**To be done**
Write the next part of the paper excerpt on the 5-bit signed SRAM-based in-memory computing cell, starting right after its index terms.

# 5-bit Signed SRAM-Based In-Memory Computing Cell

F. Karimpour, F. Pardo, D. García-Lesta

Centro Singular de Investigación en Tecnoloxías Intelixentes (CiTIUS)

Universidade de Santiago de Compostela

Santiago de Compostela, Spain

email: faranak.karimpour@usc.es

Abstract-Hardware accelerators are critical in providing real-time processing for edge computing applications, particularly in the context of convolutional neural networks. A crucial challenge in this context is achieving low power consumption while maintaining an appropriate performance in terms of accuracy. This work delves into a thorough analysis of prospective architectures for the core cell of the multiply-and-accumulate function, monitoring each structure's crucial benefits and drawbacks. It includes electrical simulations comparing their performance in a 180 nm process node for 1.8 V and 3.3 V. Moreover, a process corner simulation is proposed to identify on-chip process variations in the voltage error of the proposed design under different input voltages. Notably, the minimum corner errors observed at +15 and -7 sign bits are 0.45% and 0.63%, respectively. The significant outcome highlights that the single-switch implementation achieves optimal performance, displaying the lowest error value of 0.14%, specifically at the +15 sign bit and operating at 1.8 V.

Index Terms—In-memory computing, convnets, neural network hardware accelerator, mixed-mode, CNN.

**Collected material**
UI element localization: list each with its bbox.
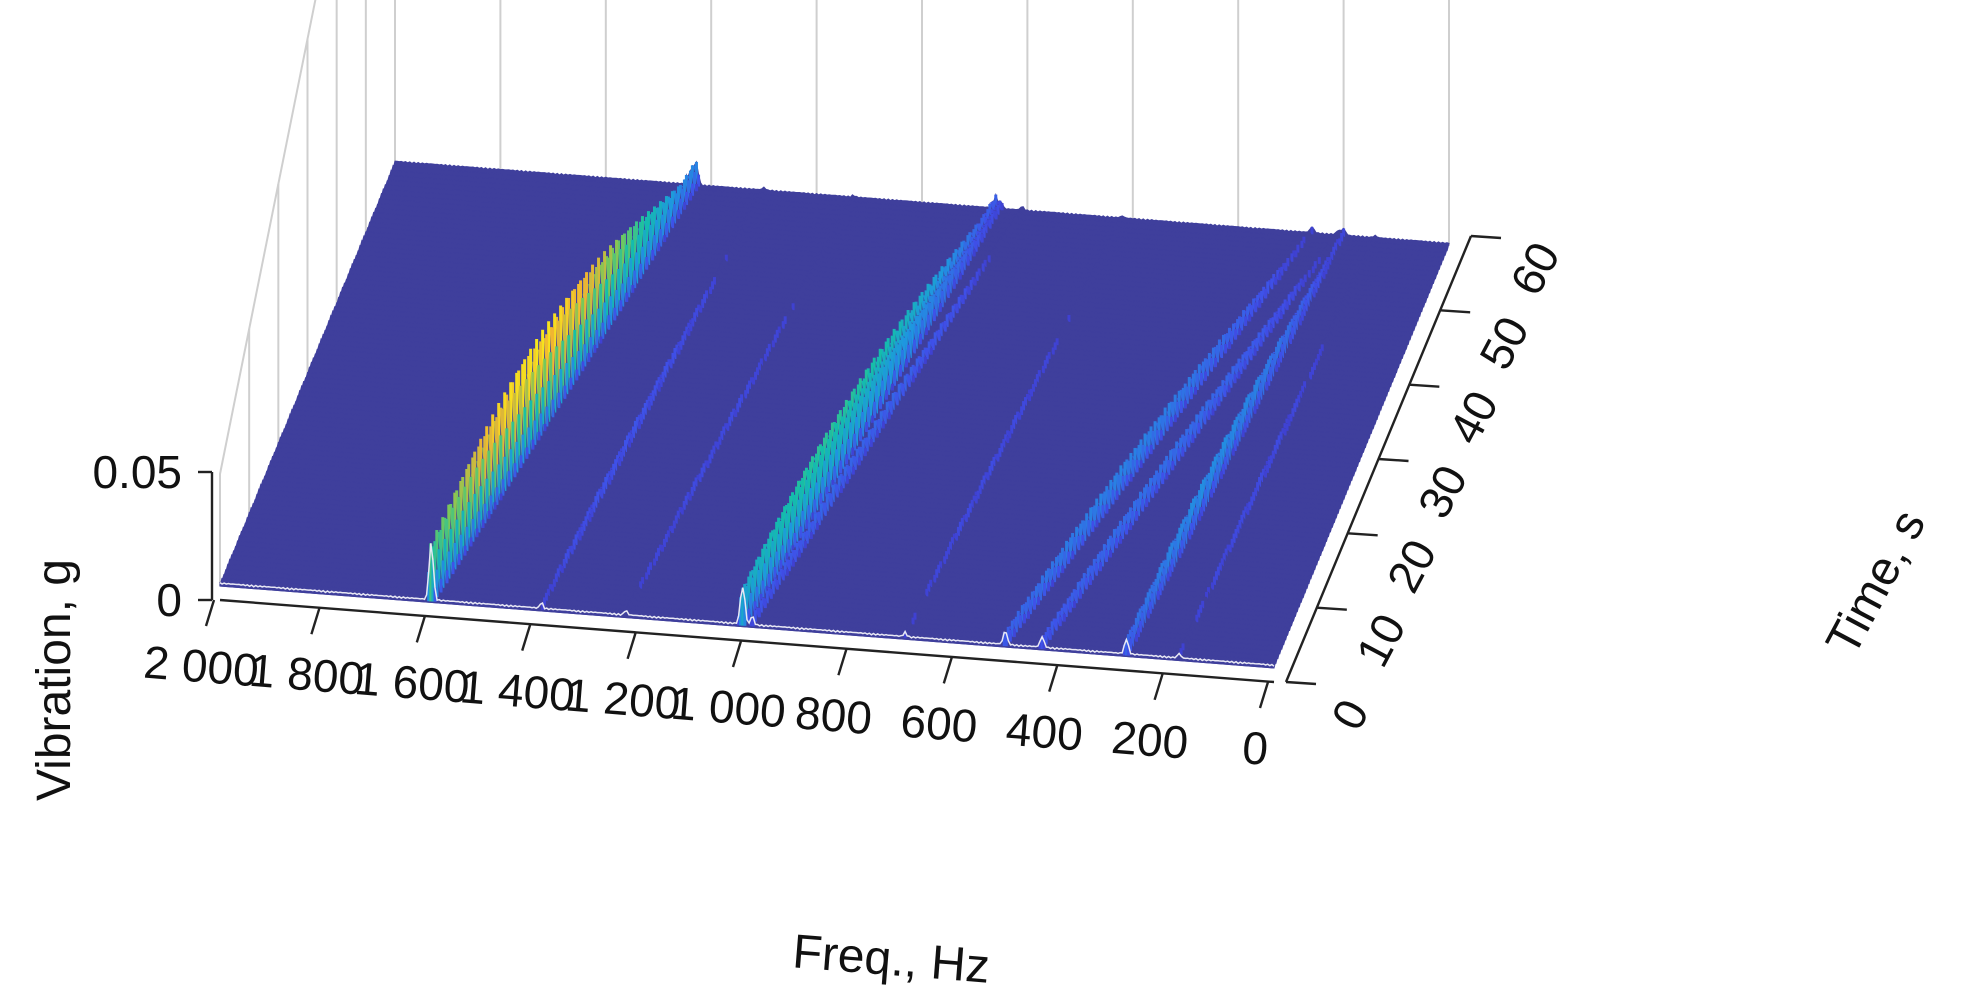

**Answer to this exercise**
#### I. INTRODUCTION

Computer vision has made great strides in recent years due to the increased adoption of deep learning algorithms. These methods have significantly advanced the state-ofthe-art in numerous tasks, including speech analysis, object recognition, and face recognition [1]. A deep neural network (DNN) comprises successive layers with different operations, where convolutions are the primary focus and critical components in DNN accelerator designs [2]. Convolutional Neural Networks (CNNs) use convolutional layers for feature extraction. However, they struggle with real-time performance and energy efficiency, as convolutional layers involve multiplication and accumulation (MAC) operations [3]. While MAC DNN accelerators have been developed to meet computational demands, they often lead to increased power consumption, posing challenges for deploying Edge Artificial Intelligence (AI) [4].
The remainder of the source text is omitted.